» Task prompt:
Below is a set of records; print all of them exactly as written.

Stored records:
>>>>>
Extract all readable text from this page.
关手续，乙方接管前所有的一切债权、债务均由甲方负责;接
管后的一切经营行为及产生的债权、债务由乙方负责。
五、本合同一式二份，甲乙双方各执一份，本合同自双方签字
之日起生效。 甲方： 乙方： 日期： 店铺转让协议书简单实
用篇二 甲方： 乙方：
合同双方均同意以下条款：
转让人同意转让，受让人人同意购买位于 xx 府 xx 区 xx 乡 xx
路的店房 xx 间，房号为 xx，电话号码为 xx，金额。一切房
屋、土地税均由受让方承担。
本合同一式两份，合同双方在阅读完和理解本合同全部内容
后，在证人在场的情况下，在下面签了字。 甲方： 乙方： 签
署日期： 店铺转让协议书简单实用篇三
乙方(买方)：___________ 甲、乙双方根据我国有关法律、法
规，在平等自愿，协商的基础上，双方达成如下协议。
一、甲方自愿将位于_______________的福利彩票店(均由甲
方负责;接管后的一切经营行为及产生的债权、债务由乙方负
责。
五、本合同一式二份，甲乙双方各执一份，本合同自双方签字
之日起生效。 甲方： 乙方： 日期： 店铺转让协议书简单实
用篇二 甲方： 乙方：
<<<<<
» Solution:
Extract all readable text from this page.
关手续，乙方接管前所有的一切债权、债务均由甲方负责;接
管后的一切经营行为及产生的债权、债务由乙方负责。
五、本合同一式二份，甲乙双方各执一份，本合同自双方签字
之日起生效。 甲方： 乙方： 日期： 店铺转让协议书简单实
用篇二 甲方： 乙方：
合同双方均同意以下条款：
转让人同意转让，受让人人同意购买位于 xx 府 xx 区 xx 乡 xx
路的店房 xx 间，房号为 xx，电话号码为 xx，金额。一切房
屋、土地税均由受让方承担。
本合同一式两份，合同双方在阅读完和理解本合同全部内容
后，在证人在场的情况下，在下面签了字。 甲方： 乙方： 签
署日期： 店铺转让协议书简单实用篇三
乙方(买方)：___________ 甲、乙双方根据我国有关法律、法
规，在平等自愿，协商的基础上，双方达成如下协议。
一、甲方自愿将位于_______________的福利彩票店(均由甲
方负责;接管后的一切经营行为及产生的债权、债务由乙方负
责。
五、本合同一式二份，甲乙双方各执一份，本合同自双方签字
之日起生效。 甲方： 乙方： 日期： 店铺转让协议书简单实
用篇二 甲方： 乙方：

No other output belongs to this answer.